• GOAL OF THE EXERCISE: Copy all of the material word for word, except for the pictures.

• DATA LINES:

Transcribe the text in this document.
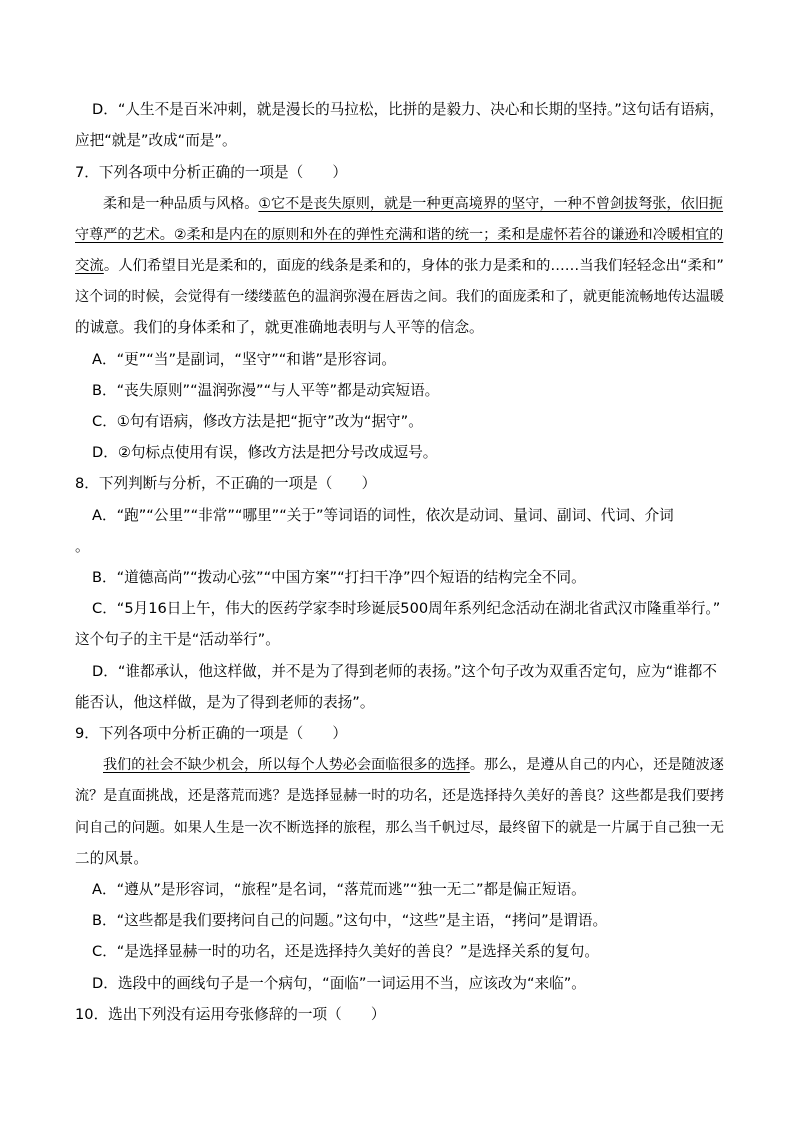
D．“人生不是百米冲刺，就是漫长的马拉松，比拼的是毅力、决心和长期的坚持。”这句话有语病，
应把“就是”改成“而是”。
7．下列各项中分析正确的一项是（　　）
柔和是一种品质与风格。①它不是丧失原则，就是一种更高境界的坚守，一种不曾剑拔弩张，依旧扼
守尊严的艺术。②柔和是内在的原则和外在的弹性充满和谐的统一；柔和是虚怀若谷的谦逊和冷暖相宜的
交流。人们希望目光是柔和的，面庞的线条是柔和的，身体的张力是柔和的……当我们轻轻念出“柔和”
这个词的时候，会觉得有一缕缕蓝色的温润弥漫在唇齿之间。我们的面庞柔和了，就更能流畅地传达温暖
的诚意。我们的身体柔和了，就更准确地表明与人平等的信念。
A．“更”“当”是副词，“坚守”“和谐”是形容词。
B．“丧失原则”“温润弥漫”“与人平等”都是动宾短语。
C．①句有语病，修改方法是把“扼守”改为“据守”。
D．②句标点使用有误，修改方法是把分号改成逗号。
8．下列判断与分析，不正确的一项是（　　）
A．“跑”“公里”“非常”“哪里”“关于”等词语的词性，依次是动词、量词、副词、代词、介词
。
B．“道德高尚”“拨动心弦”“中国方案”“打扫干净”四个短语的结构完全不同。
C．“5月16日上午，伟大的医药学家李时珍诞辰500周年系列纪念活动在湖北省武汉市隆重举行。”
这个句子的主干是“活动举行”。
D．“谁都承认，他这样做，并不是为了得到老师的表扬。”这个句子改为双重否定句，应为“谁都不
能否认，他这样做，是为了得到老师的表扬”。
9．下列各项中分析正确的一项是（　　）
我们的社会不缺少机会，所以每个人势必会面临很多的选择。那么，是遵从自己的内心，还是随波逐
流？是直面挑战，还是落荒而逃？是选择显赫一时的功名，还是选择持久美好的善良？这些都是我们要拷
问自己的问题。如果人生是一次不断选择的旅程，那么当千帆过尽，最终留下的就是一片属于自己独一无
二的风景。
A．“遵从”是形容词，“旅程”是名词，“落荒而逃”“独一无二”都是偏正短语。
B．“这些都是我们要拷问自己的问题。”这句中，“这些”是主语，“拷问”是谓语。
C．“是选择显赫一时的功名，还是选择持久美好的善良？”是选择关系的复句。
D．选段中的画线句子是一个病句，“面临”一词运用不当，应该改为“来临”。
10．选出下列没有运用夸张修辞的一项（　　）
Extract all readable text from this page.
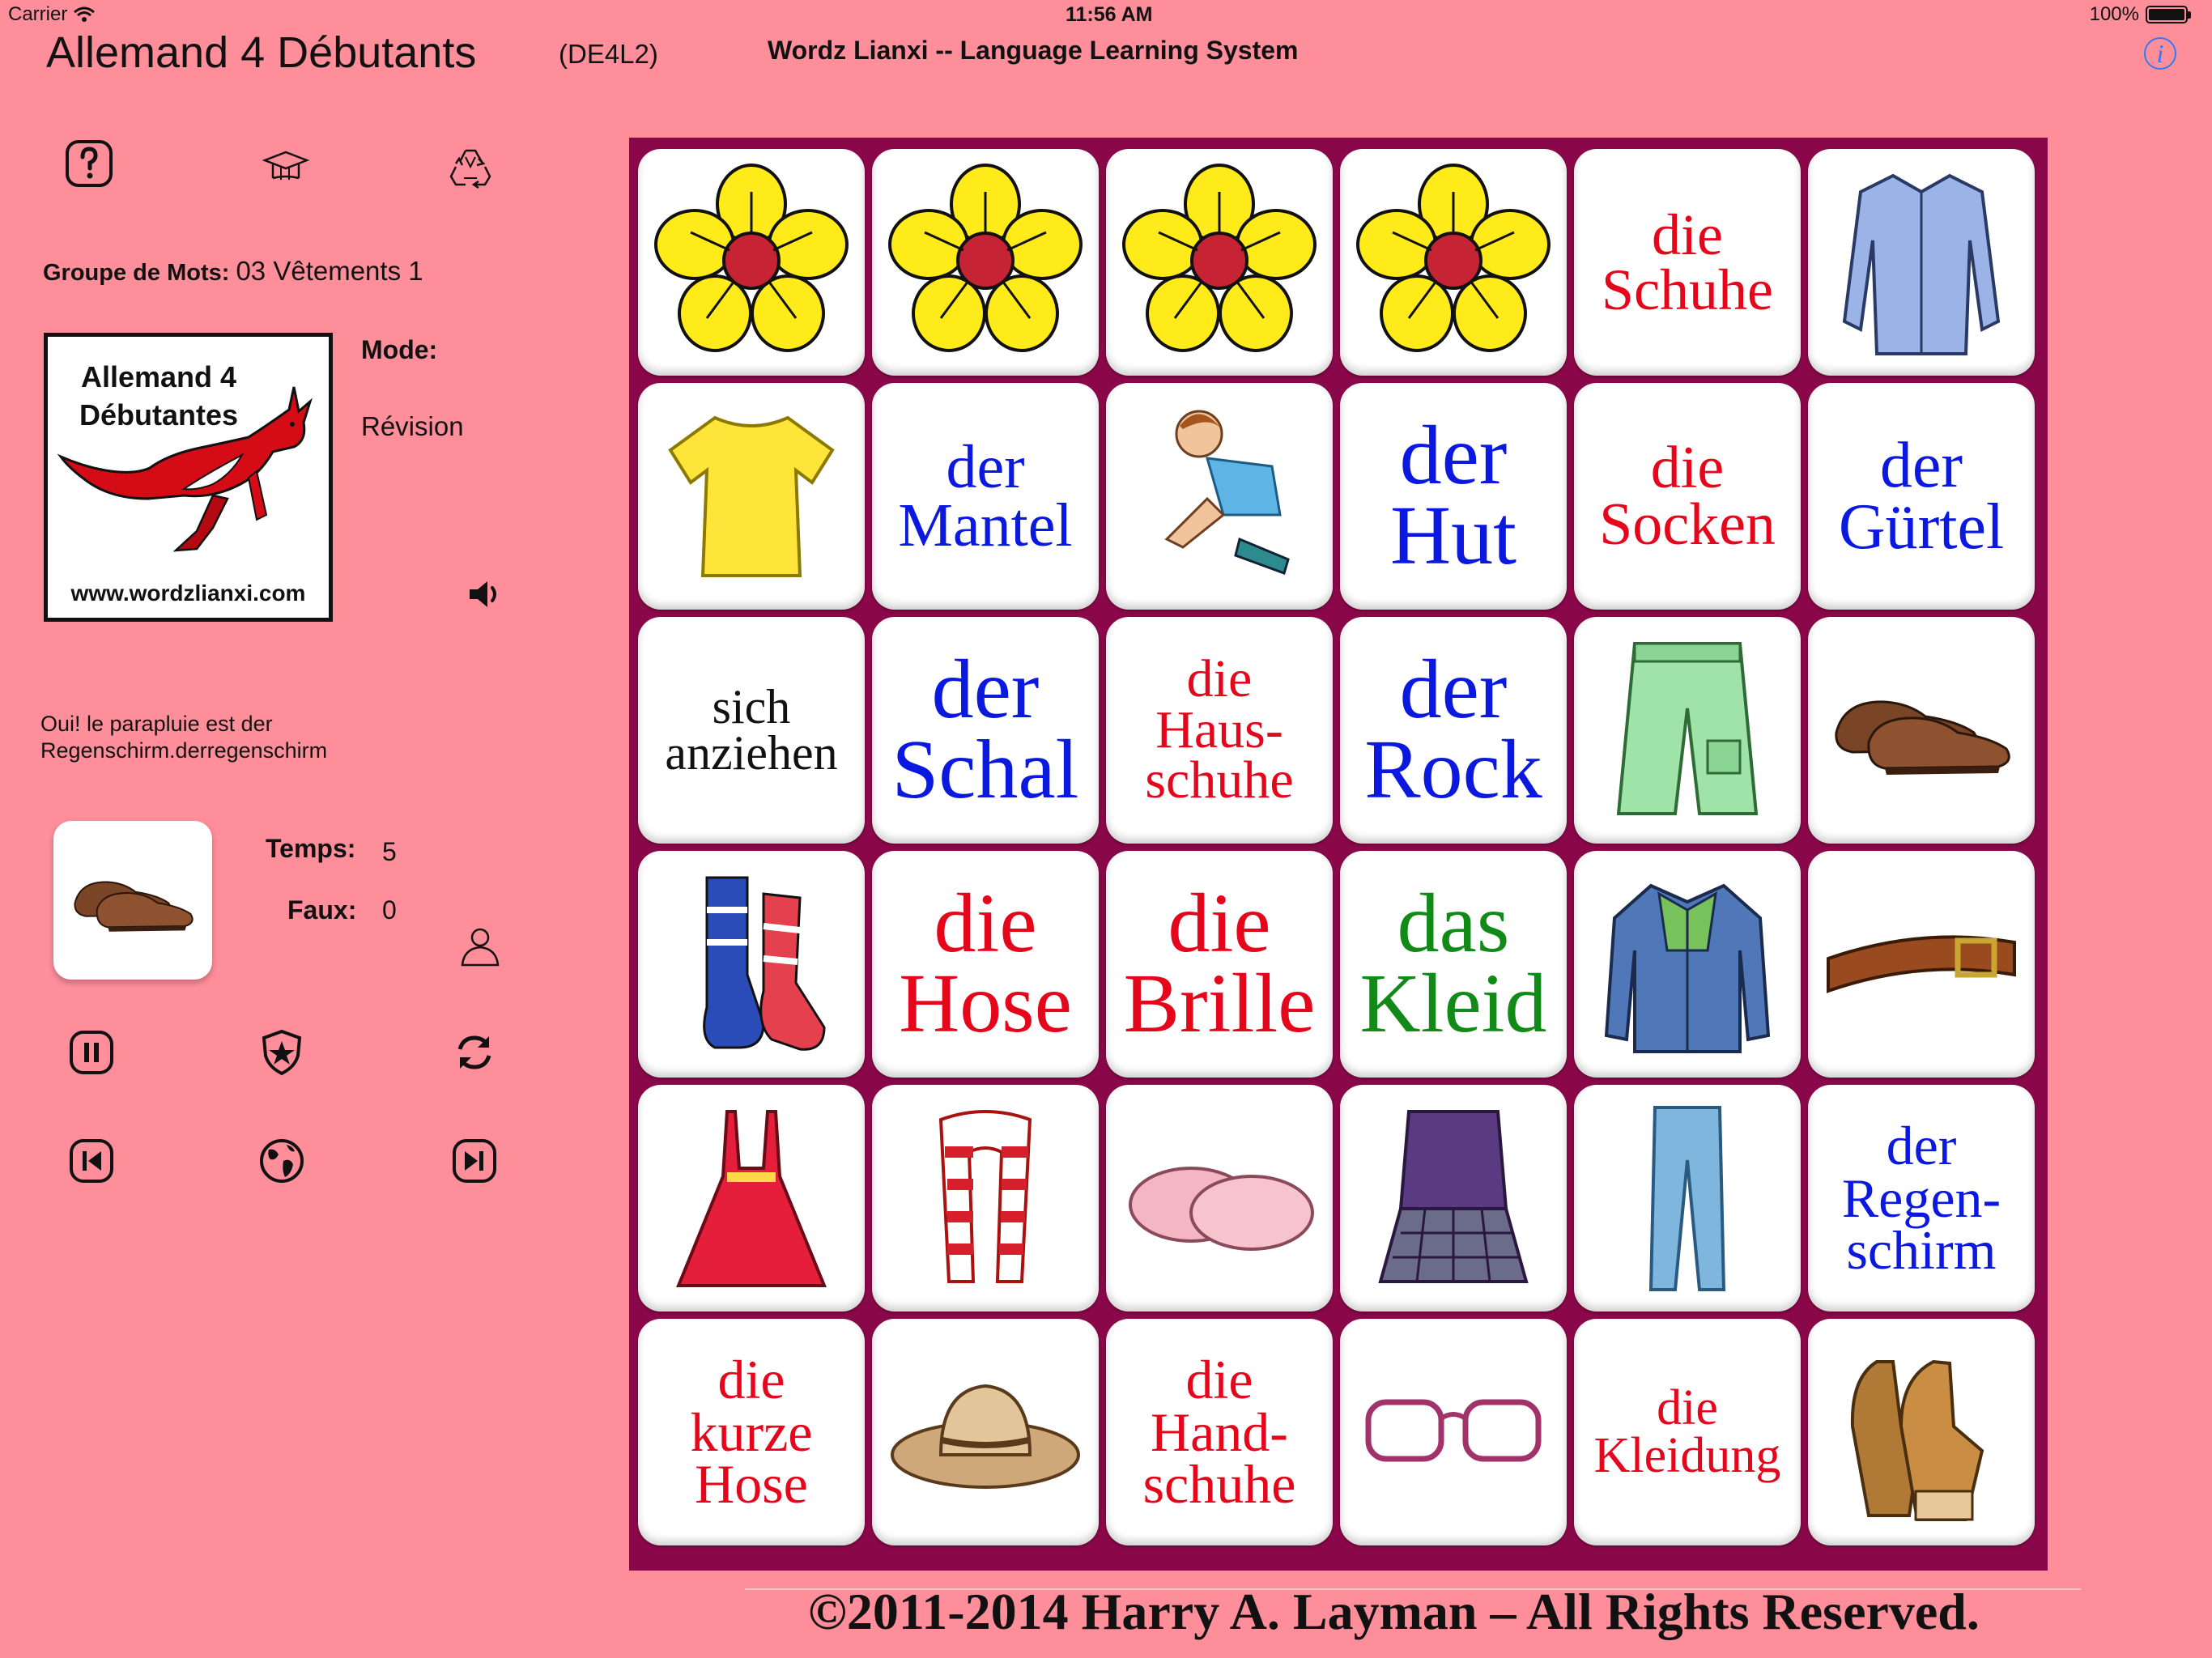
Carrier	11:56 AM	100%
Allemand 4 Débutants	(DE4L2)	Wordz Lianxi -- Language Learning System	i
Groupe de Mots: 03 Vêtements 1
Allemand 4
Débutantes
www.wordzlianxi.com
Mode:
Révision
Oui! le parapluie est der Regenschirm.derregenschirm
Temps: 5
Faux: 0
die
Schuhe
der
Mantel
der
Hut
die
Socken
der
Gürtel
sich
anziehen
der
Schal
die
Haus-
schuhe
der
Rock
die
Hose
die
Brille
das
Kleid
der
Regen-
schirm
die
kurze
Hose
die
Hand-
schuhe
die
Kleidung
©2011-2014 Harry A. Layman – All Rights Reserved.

• SOLUTION BELOW:
Transcribe the text in this document.
D．“人生不是百米冲刺，就是漫长的马拉松，比拼的是毅力、决心和长期的坚持。”这句话有语病，
应把“就是”改成“而是”。
7．下列各项中分析正确的一项是（　　）
柔和是一种品质与风格。①它不是丧失原则，就是一种更高境界的坚守，一种不曾剑拔弩张，依旧扼
守尊严的艺术。②柔和是内在的原则和外在的弹性充满和谐的统一；柔和是虚怀若谷的谦逊和冷暖相宜的
交流。人们希望目光是柔和的，面庞的线条是柔和的，身体的张力是柔和的……当我们轻轻念出“柔和”
这个词的时候，会觉得有一缕缕蓝色的温润弥漫在唇齿之间。我们的面庞柔和了，就更能流畅地传达温暖
的诚意。我们的身体柔和了，就更准确地表明与人平等的信念。
A．“更”“当”是副词，“坚守”“和谐”是形容词。
B．“丧失原则”“温润弥漫”“与人平等”都是动宾短语。
C．①句有语病，修改方法是把“扼守”改为“据守”。
D．②句标点使用有误，修改方法是把分号改成逗号。
8．下列判断与分析，不正确的一项是（　　）
A．“跑”“公里”“非常”“哪里”“关于”等词语的词性，依次是动词、量词、副词、代词、介词
。
B．“道德高尚”“拨动心弦”“中国方案”“打扫干净”四个短语的结构完全不同。
C．“5月16日上午，伟大的医药学家李时珍诞辰500周年系列纪念活动在湖北省武汉市隆重举行。”
这个句子的主干是“活动举行”。
D．“谁都承认，他这样做，并不是为了得到老师的表扬。”这个句子改为双重否定句，应为“谁都不
能否认，他这样做，是为了得到老师的表扬”。
9．下列各项中分析正确的一项是（　　）
我们的社会不缺少机会，所以每个人势必会面临很多的选择。那么，是遵从自己的内心，还是随波逐
流？是直面挑战，还是落荒而逃？是选择显赫一时的功名，还是选择持久美好的善良？这些都是我们要拷
问自己的问题。如果人生是一次不断选择的旅程，那么当千帆过尽，最终留下的就是一片属于自己独一无
二的风景。
A．“遵从”是形容词，“旅程”是名词，“落荒而逃”“独一无二”都是偏正短语。
B．“这些都是我们要拷问自己的问题。”这句中，“这些”是主语，“拷问”是谓语。
C．“是选择显赫一时的功名，还是选择持久美好的善良？”是选择关系的复句。
D．选段中的画线句子是一个病句，“面临”一词运用不当，应该改为“来临”。
10．选出下列没有运用夸张修辞的一项（　　）
Extract all readable text from this page.
Carrier	11:56 AM	100%
Allemand 4 Débutants	(DE4L2)	Wordz Lianxi -- Language Learning System	i
Groupe de Mots: 03 Vêtements 1
Allemand 4
Débutantes
www.wordzlianxi.com
Mode:
Révision
Oui! le parapluie est der Regenschirm.derregenschirm
Temps: 5
Faux: 0
die
Schuhe
der
Mantel
der
Hut
die
Socken
der
Gürtel
sich
anziehen
der
Schal
die
Haus-
schuhe
der
Rock
die
Hose
die
Brille
das
Kleid
der
Regen-
schirm
die
kurze
Hose
die
Hand-
schuhe
die
Kleidung
©2011-2014 Harry A. Layman – All Rights Reserved.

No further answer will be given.